TASKS FOR THIS EXERCISE
a) According to the car-buying tips, how much markup over invoice will you pay in most situations?
b) Translate this sentence from the car-buying tips into Spanish: "Instead negotiate the markup amount over dealer invoice."
c) Rewrite the car-buying tips starting with "1) Never negotiate" and going on through "as $100 over invoice.", putting "car lots" in place of "dealerships".

1) Never negotiate based on the monthly payment amount.
Car salesmen love to get you into thinking about the monthly loan payment and often start out by asking what you can afford for a payment. They know that they can essentially charge you whatever they want for the car and make the payments hit your budget by tweaking the loan terms (length, down payment, etc.)

2) (New cars only) Don't negotiate on the price directly.
It is extremely hard to compare prices between dealerships because it is very hard to find exactly the same combination of options. Instead negotiate the markup amount over dealer invoice.

  • For common cars that they have a lot of competition on or too many of them on the lot, you might be able to get away with as little as $100 over invoice.
  • In most situations you will pay between $300-$1000 markup over invoice.
  • For high-demand or special order cars you might have to pay several thousand over invoice.
  • Ask to see the actual dealer invoice for the car before closing the deal. Sometimes they will claim they don't have it or can't show it to you. This is a lie. Walk away if they insist that it isn't available to show you. Something crooked is afoot.
  • Don't listen to sob stories about how much it costs to market and sell the car. The car dealership will 90% of the time make more money on the deal than the difference between the dealer invoice and the purchase price. The manufacturers have "holdbacks" which are extra bonuses for selling the cars, also they make money on the financing and other aspects of the deal.

INFORMATION SHOWN
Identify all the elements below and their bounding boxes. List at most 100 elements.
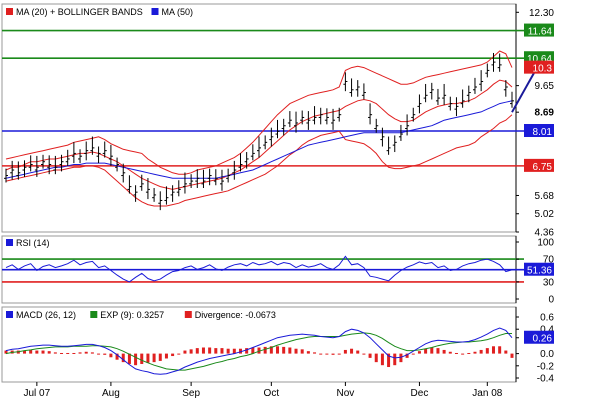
divergence-bar xyxy=(84,351,88,354)
y-tick-label: 5.02 xyxy=(535,209,555,220)
x-axis: Jul 07 Aug Sep Oct Nov Dec Jan 08 xyxy=(24,382,503,399)
y-tick-label: 0.4 xyxy=(540,325,554,336)
divergence-bar xyxy=(430,347,434,354)
divergence-bar xyxy=(479,349,483,354)
divergence-bar xyxy=(424,348,428,354)
divergence-bar xyxy=(60,352,64,354)
divergence-bar xyxy=(90,352,94,354)
divergence-bar xyxy=(393,353,397,366)
divergence-bar xyxy=(306,351,310,354)
divergence-bar xyxy=(417,351,421,354)
divergence-bar xyxy=(201,347,205,354)
signal-line xyxy=(5,332,512,371)
divergence-bar xyxy=(269,346,273,354)
divergence-bar xyxy=(485,348,489,354)
divergence-bar xyxy=(47,351,51,354)
divergence-bar xyxy=(510,353,514,358)
x-tick-label: Sep xyxy=(182,388,200,399)
legend-label: MA (50) xyxy=(162,7,194,17)
y-tick-label: 4.36 xyxy=(535,228,555,239)
divergence-bar xyxy=(300,349,304,354)
y-tick-label: 30 xyxy=(543,277,555,288)
divergence-bar xyxy=(319,353,323,355)
divergence-bar xyxy=(263,346,267,354)
divergence-bar xyxy=(337,353,341,355)
divergence-bar xyxy=(411,353,415,355)
divergence-bar xyxy=(448,351,452,354)
divergence-bar xyxy=(171,353,175,357)
divergence-bar xyxy=(498,346,502,354)
divergence-bar xyxy=(109,353,113,358)
divergence-bar xyxy=(189,349,193,354)
price-tag xyxy=(524,124,554,138)
divergence-bar xyxy=(294,348,298,354)
x-tick-label: Oct xyxy=(264,388,280,399)
divergence-bar xyxy=(72,352,76,354)
y-tick-label: 0.0 xyxy=(540,349,554,360)
divergence-bar xyxy=(208,347,212,354)
price-tag-label: 10.64 xyxy=(527,54,552,65)
divergence-bar xyxy=(350,348,354,354)
divergence-bar xyxy=(325,353,329,355)
divergence-bar xyxy=(140,353,144,364)
divergence-bar xyxy=(97,353,101,355)
divergence-bar xyxy=(405,353,409,358)
divergence-bar xyxy=(121,353,125,363)
y-tick-label: -0.2 xyxy=(537,361,555,372)
rsi-panel: 100 70 30 0 51.36 RSI (14) xyxy=(1,235,555,306)
legend-label: RSI (14) xyxy=(16,238,50,248)
divergence-bar xyxy=(23,350,27,354)
y-tick-label: 0 xyxy=(548,295,554,306)
x-tick-label: Dec xyxy=(411,388,429,399)
legend-label: MA (20) + BOLLINGER BANDS xyxy=(16,7,143,17)
divergence-bar xyxy=(467,352,471,354)
y-tick-label: 9.65 xyxy=(535,81,555,92)
divergence-bar xyxy=(214,348,218,354)
x-tick-label: Jul 07 xyxy=(24,388,51,399)
price-tag xyxy=(524,23,554,37)
divergence-bar xyxy=(177,353,181,355)
legend-label: EXP (9): 0.3257 xyxy=(100,310,164,320)
divergence-bar xyxy=(29,349,33,354)
divergence-bar xyxy=(127,353,131,364)
legend-swatch xyxy=(6,239,13,246)
divergence-bar xyxy=(232,348,236,354)
divergence-bar xyxy=(380,353,384,366)
x-tick-label: Nov xyxy=(336,388,354,399)
x-tick-label: Jan 08 xyxy=(472,388,502,399)
bollinger-lower-line xyxy=(5,114,513,207)
divergence-bar xyxy=(356,350,360,354)
divergence-bar xyxy=(436,348,440,354)
divergence-bar xyxy=(41,350,45,354)
y-tick-label: 0.6 xyxy=(540,313,554,324)
y-tick-label: 5.68 xyxy=(535,191,555,202)
price-plot-frame xyxy=(1,3,517,233)
divergence-bar xyxy=(220,348,224,354)
price-tag-label: 51.36 xyxy=(527,266,552,277)
divergence-bar xyxy=(368,353,372,358)
divergence-bar xyxy=(473,351,477,354)
divergence-bar xyxy=(288,347,292,354)
divergence-bar xyxy=(78,352,82,354)
legend-swatch xyxy=(90,311,98,318)
legend-swatch xyxy=(6,311,13,318)
divergence-bar xyxy=(362,353,366,355)
divergence-bar xyxy=(152,353,156,363)
price-tag xyxy=(524,60,554,74)
price-tag xyxy=(524,158,554,172)
ma50-line xyxy=(5,100,513,179)
divergence-bar xyxy=(491,346,495,354)
divergence-bar xyxy=(282,346,286,354)
divergence-bar xyxy=(115,353,119,360)
divergence-bar xyxy=(134,353,138,366)
divergence-bar xyxy=(158,353,162,361)
y-tick-label: 70 xyxy=(543,255,555,266)
divergence-bar xyxy=(251,347,255,354)
divergence-bar xyxy=(35,350,39,354)
price-tag xyxy=(524,262,554,276)
divergence-bar xyxy=(164,353,168,359)
price-tag xyxy=(524,330,554,344)
divergence-bar xyxy=(257,347,261,354)
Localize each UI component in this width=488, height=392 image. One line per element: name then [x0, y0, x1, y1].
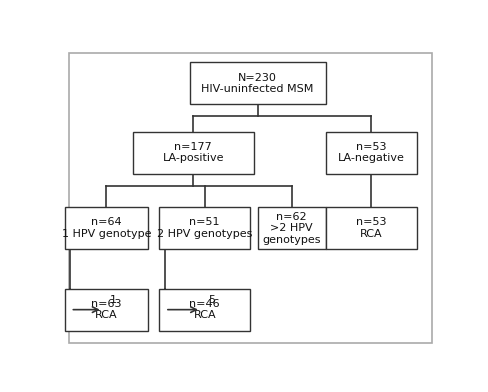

SOLUTIONS TO THE TASKS
a) Between $300 and $1000 over invoice.

b) En su lugar, negocie el margen sobre la factura del concesionario.

c)
1) Never negotiate based on the monthly payment amount.
Car salesmen love to get you into thinking about the monthly loan payment and often start out by asking what you can afford for a payment. They know that they can essentially charge you whatever they want for the car and make the payments hit your budget by tweaking the loan terms (length, down payment, etc.)

2) (New cars only) Don't negotiate on the price directly.
It is extremely hard to compare prices between car lots because it is very hard to find exactly the same combination of options. Instead negotiate the markup amount over dealer invoice.

  • For common cars that they have a lot of competition on or too many of them on the lot, you might be able to get away with as little as $100 over invoice.